What the exercise asks: Find how many lines hold the word "JSON" and give that number only.

Dataset records:
▼

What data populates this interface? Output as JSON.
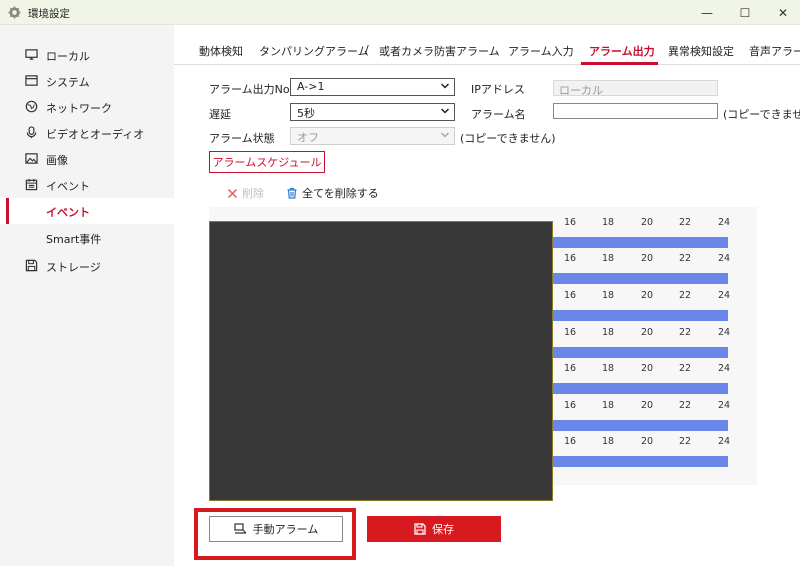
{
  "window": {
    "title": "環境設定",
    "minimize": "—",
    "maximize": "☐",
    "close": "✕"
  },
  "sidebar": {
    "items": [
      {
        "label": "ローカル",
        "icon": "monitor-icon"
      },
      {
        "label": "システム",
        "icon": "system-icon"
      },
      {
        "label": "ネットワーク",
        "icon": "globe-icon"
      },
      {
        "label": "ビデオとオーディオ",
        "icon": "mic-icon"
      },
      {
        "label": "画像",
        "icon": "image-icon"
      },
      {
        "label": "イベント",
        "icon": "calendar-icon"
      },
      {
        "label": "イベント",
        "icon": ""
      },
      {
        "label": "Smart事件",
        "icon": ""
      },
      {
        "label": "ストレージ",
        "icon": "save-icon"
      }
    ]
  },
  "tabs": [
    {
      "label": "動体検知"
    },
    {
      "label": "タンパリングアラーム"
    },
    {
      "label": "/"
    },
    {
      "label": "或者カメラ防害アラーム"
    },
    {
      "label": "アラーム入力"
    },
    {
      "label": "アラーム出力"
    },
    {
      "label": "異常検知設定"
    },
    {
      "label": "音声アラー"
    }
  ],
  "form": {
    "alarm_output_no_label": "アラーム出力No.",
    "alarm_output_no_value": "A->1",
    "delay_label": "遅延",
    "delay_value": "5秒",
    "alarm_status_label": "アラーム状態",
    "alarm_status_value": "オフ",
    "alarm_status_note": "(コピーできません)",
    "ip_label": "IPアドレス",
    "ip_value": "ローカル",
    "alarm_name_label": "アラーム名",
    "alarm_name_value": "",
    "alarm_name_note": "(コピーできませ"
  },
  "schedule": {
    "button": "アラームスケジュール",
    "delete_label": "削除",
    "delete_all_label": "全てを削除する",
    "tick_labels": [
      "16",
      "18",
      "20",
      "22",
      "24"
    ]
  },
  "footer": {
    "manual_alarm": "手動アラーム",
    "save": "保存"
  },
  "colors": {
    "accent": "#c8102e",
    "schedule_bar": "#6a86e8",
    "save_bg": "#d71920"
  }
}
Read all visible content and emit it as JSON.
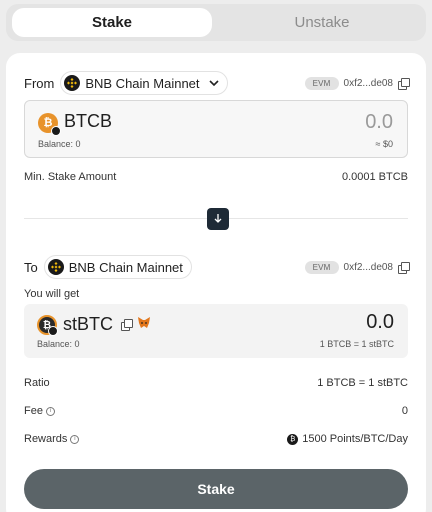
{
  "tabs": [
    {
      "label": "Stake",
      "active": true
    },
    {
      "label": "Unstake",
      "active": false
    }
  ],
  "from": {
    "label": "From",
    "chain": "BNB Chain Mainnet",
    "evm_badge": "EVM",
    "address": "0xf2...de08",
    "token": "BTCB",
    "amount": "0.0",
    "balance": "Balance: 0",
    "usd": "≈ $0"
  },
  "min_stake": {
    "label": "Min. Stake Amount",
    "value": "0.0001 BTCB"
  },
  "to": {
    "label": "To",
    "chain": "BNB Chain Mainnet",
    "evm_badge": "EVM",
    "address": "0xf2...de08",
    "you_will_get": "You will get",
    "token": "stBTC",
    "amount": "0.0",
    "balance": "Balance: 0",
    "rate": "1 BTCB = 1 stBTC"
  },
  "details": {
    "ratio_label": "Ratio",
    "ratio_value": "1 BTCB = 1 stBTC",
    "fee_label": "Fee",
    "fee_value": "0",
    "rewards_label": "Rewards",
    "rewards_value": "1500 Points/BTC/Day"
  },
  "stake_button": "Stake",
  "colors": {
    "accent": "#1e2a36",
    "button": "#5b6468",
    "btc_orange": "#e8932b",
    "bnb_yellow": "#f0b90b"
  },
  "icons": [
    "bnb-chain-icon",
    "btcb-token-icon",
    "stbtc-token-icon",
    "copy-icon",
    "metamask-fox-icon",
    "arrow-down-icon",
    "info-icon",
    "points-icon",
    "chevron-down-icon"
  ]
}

▲

Answer for the task: 2